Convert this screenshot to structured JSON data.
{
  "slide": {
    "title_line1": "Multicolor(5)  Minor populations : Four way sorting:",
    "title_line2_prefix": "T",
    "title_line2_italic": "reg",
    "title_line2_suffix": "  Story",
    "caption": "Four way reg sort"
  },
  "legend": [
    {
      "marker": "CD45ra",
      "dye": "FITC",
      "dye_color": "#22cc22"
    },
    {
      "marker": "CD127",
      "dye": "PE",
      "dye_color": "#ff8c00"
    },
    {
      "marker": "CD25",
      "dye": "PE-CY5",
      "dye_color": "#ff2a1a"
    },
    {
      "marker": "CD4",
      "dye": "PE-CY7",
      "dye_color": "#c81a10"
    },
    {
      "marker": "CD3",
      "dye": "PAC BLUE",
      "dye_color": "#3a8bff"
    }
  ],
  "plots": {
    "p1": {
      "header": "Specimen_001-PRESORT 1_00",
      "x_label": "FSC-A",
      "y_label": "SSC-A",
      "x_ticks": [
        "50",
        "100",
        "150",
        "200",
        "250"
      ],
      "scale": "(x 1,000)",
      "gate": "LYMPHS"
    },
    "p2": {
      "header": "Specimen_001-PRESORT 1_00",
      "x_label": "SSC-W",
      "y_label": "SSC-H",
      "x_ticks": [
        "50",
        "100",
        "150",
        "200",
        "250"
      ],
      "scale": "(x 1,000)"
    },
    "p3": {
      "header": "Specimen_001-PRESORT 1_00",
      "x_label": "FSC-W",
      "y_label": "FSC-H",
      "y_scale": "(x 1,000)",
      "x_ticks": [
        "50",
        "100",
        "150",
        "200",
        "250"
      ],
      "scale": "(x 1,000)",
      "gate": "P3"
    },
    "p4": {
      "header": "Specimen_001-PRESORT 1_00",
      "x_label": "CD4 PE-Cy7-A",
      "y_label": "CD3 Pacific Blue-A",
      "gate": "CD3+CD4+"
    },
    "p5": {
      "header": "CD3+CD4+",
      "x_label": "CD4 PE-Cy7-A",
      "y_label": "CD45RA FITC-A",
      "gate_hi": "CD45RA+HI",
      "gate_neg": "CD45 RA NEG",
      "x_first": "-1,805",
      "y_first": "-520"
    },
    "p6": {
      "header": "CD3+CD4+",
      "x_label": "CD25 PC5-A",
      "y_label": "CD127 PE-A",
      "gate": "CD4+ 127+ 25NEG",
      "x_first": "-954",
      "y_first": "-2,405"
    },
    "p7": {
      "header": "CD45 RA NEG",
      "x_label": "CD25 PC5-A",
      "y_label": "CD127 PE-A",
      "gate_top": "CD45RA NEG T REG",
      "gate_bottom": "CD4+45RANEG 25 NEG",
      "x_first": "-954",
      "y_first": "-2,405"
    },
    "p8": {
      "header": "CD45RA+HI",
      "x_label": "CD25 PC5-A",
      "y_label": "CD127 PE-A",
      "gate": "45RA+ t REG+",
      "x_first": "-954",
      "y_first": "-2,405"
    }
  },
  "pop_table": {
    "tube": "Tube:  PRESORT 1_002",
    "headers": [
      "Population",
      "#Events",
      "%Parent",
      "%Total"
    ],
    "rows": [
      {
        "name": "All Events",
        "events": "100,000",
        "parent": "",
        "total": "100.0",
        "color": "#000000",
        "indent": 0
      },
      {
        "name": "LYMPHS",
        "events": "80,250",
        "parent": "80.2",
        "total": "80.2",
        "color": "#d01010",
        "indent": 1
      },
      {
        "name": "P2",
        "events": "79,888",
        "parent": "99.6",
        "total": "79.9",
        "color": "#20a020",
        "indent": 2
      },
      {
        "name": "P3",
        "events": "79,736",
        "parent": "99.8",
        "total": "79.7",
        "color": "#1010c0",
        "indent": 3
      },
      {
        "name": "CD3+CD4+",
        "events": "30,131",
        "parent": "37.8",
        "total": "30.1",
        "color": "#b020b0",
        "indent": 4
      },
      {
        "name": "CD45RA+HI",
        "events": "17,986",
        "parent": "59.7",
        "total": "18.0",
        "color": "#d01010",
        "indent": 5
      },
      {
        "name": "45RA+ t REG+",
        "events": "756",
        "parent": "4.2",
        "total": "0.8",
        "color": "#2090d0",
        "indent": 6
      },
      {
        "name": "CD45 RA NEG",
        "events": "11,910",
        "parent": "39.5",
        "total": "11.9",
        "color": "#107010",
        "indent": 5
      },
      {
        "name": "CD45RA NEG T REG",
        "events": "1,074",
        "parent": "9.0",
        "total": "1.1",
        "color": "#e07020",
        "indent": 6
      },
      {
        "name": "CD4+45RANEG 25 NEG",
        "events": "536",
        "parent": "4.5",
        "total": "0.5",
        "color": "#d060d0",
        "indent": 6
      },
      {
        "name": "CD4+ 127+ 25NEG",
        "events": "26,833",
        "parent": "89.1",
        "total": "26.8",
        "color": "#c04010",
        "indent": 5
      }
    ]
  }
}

_ _ _ _

■ Aim ■
Word for word, extract all the records.

■ Task solution ■
Convert this screenshot to structured JSON data.
{
  "slide": {
    "title_line1": "Multicolor(5)  Minor populations : Four way sorting:",
    "title_line2_prefix": "T",
    "title_line2_italic": "reg",
    "title_line2_suffix": "  Story",
    "caption": "Four way reg sort"
  },
  "legend": [
    {
      "marker": "CD45ra",
      "dye": "FITC",
      "dye_color": "#22cc22"
    },
    {
      "marker": "CD127",
      "dye": "PE",
      "dye_color": "#ff8c00"
    },
    {
      "marker": "CD25",
      "dye": "PE-CY5",
      "dye_color": "#ff2a1a"
    },
    {
      "marker": "CD4",
      "dye": "PE-CY7",
      "dye_color": "#c81a10"
    },
    {
      "marker": "CD3",
      "dye": "PAC BLUE",
      "dye_color": "#3a8bff"
    }
  ],
  "plots": {
    "p1": {
      "header": "Specimen_001-PRESORT 1_00",
      "x_label": "FSC-A",
      "y_label": "SSC-A",
      "x_ticks": [
        "50",
        "100",
        "150",
        "200",
        "250"
      ],
      "scale": "(x 1,000)",
      "gate": "LYMPHS"
    },
    "p2": {
      "header": "Specimen_001-PRESORT 1_00",
      "x_label": "SSC-W",
      "y_label": "SSC-H",
      "x_ticks": [
        "50",
        "100",
        "150",
        "200",
        "250"
      ],
      "scale": "(x 1,000)"
    },
    "p3": {
      "header": "Specimen_001-PRESORT 1_00",
      "x_label": "FSC-W",
      "y_label": "FSC-H",
      "y_scale": "(x 1,000)",
      "x_ticks": [
        "50",
        "100",
        "150",
        "200",
        "250"
      ],
      "scale": "(x 1,000)",
      "gate": "P3"
    },
    "p4": {
      "header": "Specimen_001-PRESORT 1_00",
      "x_label": "CD4 PE-Cy7-A",
      "y_label": "CD3 Pacific Blue-A",
      "gate": "CD3+CD4+"
    },
    "p5": {
      "header": "CD3+CD4+",
      "x_label": "CD4 PE-Cy7-A",
      "y_label": "CD45RA FITC-A",
      "gate_hi": "CD45RA+HI",
      "gate_neg": "CD45 RA NEG",
      "x_first": "-1,805",
      "y_first": "-520"
    },
    "p6": {
      "header": "CD3+CD4+",
      "x_label": "CD25 PC5-A",
      "y_label": "CD127 PE-A",
      "gate": "CD4+ 127+ 25NEG",
      "x_first": "-954",
      "y_first": "-2,405"
    },
    "p7": {
      "header": "CD45 RA NEG",
      "x_label": "CD25 PC5-A",
      "y_label": "CD127 PE-A",
      "gate_top": "CD45RA NEG T REG",
      "gate_bottom": "CD4+45RANEG 25 NEG",
      "x_first": "-954",
      "y_first": "-2,405"
    },
    "p8": {
      "header": "CD45RA+HI",
      "x_label": "CD25 PC5-A",
      "y_label": "CD127 PE-A",
      "gate": "45RA+ t REG+",
      "x_first": "-954",
      "y_first": "-2,405"
    }
  },
  "pop_table": {
    "tube": "Tube:  PRESORT 1_002",
    "headers": [
      "Population",
      "#Events",
      "%Parent",
      "%Total"
    ],
    "rows": [
      {
        "name": "All Events",
        "events": "100,000",
        "parent": "",
        "total": "100.0",
        "color": "#000000",
        "indent": 0
      },
      {
        "name": "LYMPHS",
        "events": "80,250",
        "parent": "80.2",
        "total": "80.2",
        "color": "#d01010",
        "indent": 1
      },
      {
        "name": "P2",
        "events": "79,888",
        "parent": "99.6",
        "total": "79.9",
        "color": "#20a020",
        "indent": 2
      },
      {
        "name": "P3",
        "events": "79,736",
        "parent": "99.8",
        "total": "79.7",
        "color": "#1010c0",
        "indent": 3
      },
      {
        "name": "CD3+CD4+",
        "events": "30,131",
        "parent": "37.8",
        "total": "30.1",
        "color": "#b020b0",
        "indent": 4
      },
      {
        "name": "CD45RA+HI",
        "events": "17,986",
        "parent": "59.7",
        "total": "18.0",
        "color": "#d01010",
        "indent": 5
      },
      {
        "name": "45RA+ t REG+",
        "events": "756",
        "parent": "4.2",
        "total": "0.8",
        "color": "#2090d0",
        "indent": 6
      },
      {
        "name": "CD45 RA NEG",
        "events": "11,910",
        "parent": "39.5",
        "total": "11.9",
        "color": "#107010",
        "indent": 5
      },
      {
        "name": "CD45RA NEG T REG",
        "events": "1,074",
        "parent": "9.0",
        "total": "1.1",
        "color": "#e07020",
        "indent": 6
      },
      {
        "name": "CD4+45RANEG 25 NEG",
        "events": "536",
        "parent": "4.5",
        "total": "0.5",
        "color": "#d060d0",
        "indent": 6
      },
      {
        "name": "CD4+ 127+ 25NEG",
        "events": "26,833",
        "parent": "89.1",
        "total": "26.8",
        "color": "#c04010",
        "indent": 5
      }
    ]
  }
}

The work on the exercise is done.